* DO THIS
Skip the images and copy each record exactly as written.

#### EXTRACTED MATERIAL ####

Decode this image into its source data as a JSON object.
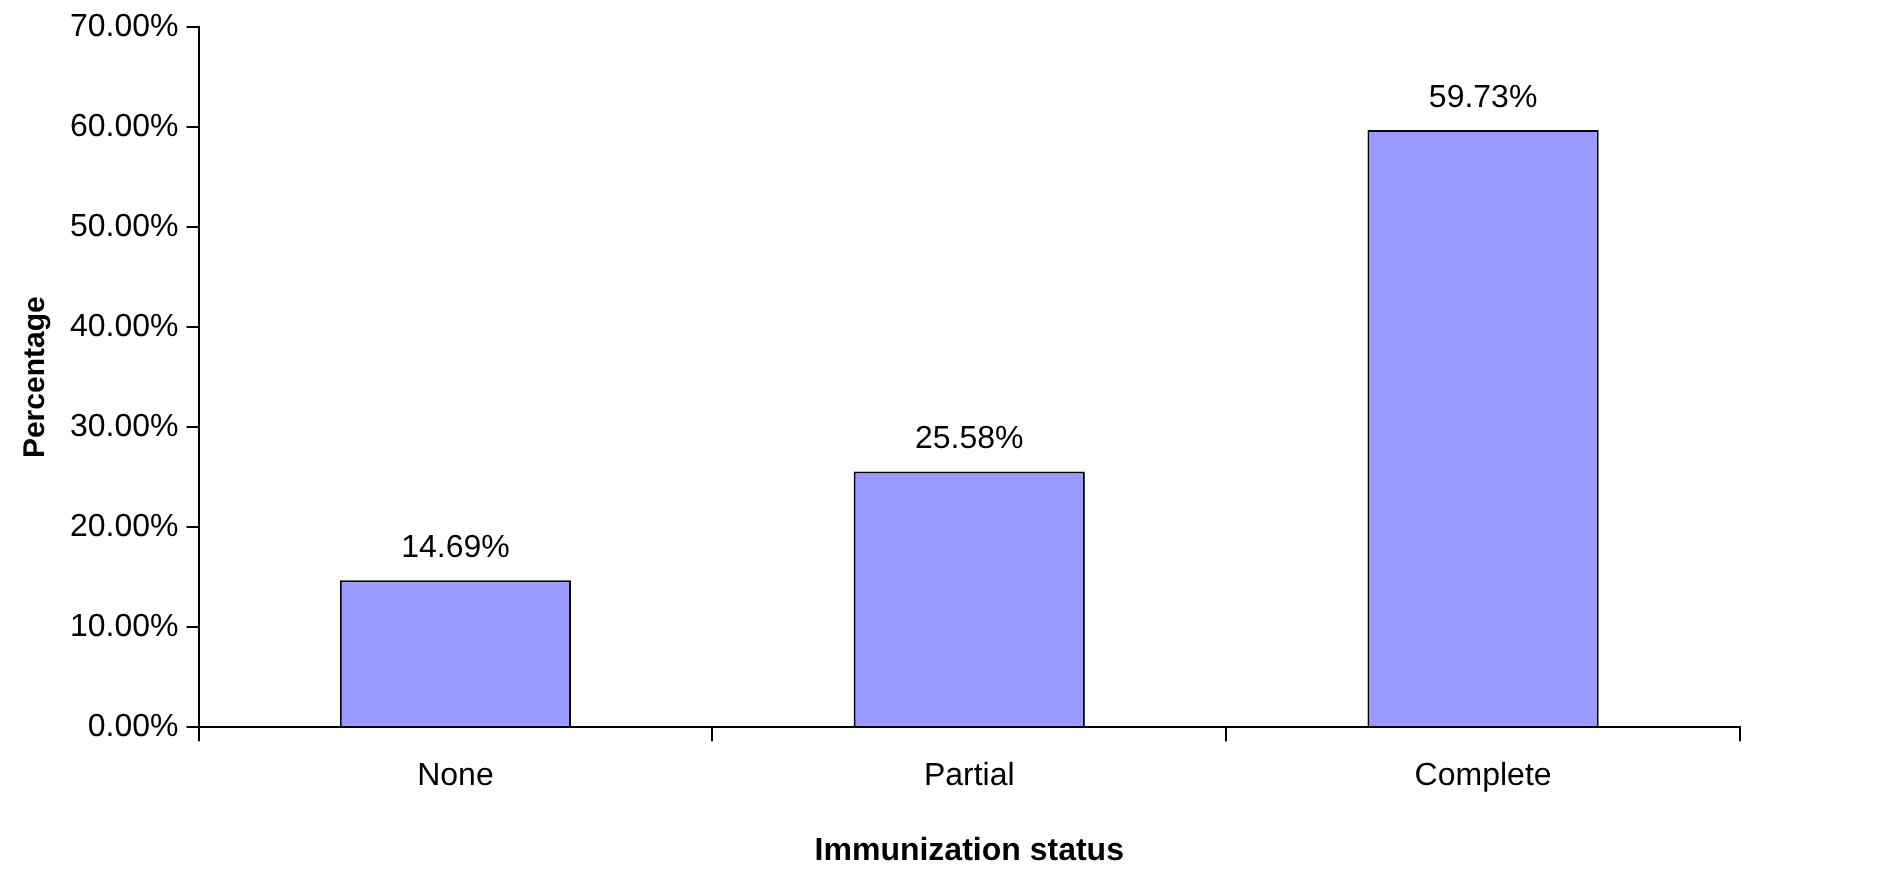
{
  "chart_data": {
    "type": "bar",
    "xlabel": "Immunization status",
    "ylabel": "Percentage",
    "categories": [
      "None",
      "Partial",
      "Complete"
    ],
    "values": [
      14.69,
      25.58,
      59.73
    ],
    "color": "#9999ff",
    "value_labels": [
      "14.69%",
      "25.58%",
      "59.73%"
    ],
    "ylim": [
      0,
      70
    ],
    "yticks": [
      {
        "value": 0,
        "label": "0.00%"
      },
      {
        "value": 10,
        "label": "10.00%"
      },
      {
        "value": 20,
        "label": "20.00%"
      },
      {
        "value": 30,
        "label": "30.00%"
      },
      {
        "value": 40,
        "label": "40.00%"
      },
      {
        "value": 50,
        "label": "50.00%"
      },
      {
        "value": 60,
        "label": "60.00%"
      },
      {
        "value": 70,
        "label": "70.00%"
      }
    ],
    "legend": false
  }
}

####

* FULL OUTPUT
Decode this image into its source data as a JSON object.
{
  "chart_data": {
    "type": "bar",
    "xlabel": "Immunization status",
    "ylabel": "Percentage",
    "categories": [
      "None",
      "Partial",
      "Complete"
    ],
    "values": [
      14.69,
      25.58,
      59.73
    ],
    "color": "#9999ff",
    "value_labels": [
      "14.69%",
      "25.58%",
      "59.73%"
    ],
    "ylim": [
      0,
      70
    ],
    "yticks": [
      {
        "value": 0,
        "label": "0.00%"
      },
      {
        "value": 10,
        "label": "10.00%"
      },
      {
        "value": 20,
        "label": "20.00%"
      },
      {
        "value": 30,
        "label": "30.00%"
      },
      {
        "value": 40,
        "label": "40.00%"
      },
      {
        "value": 50,
        "label": "50.00%"
      },
      {
        "value": 60,
        "label": "60.00%"
      },
      {
        "value": 70,
        "label": "70.00%"
      }
    ],
    "legend": false
  }
}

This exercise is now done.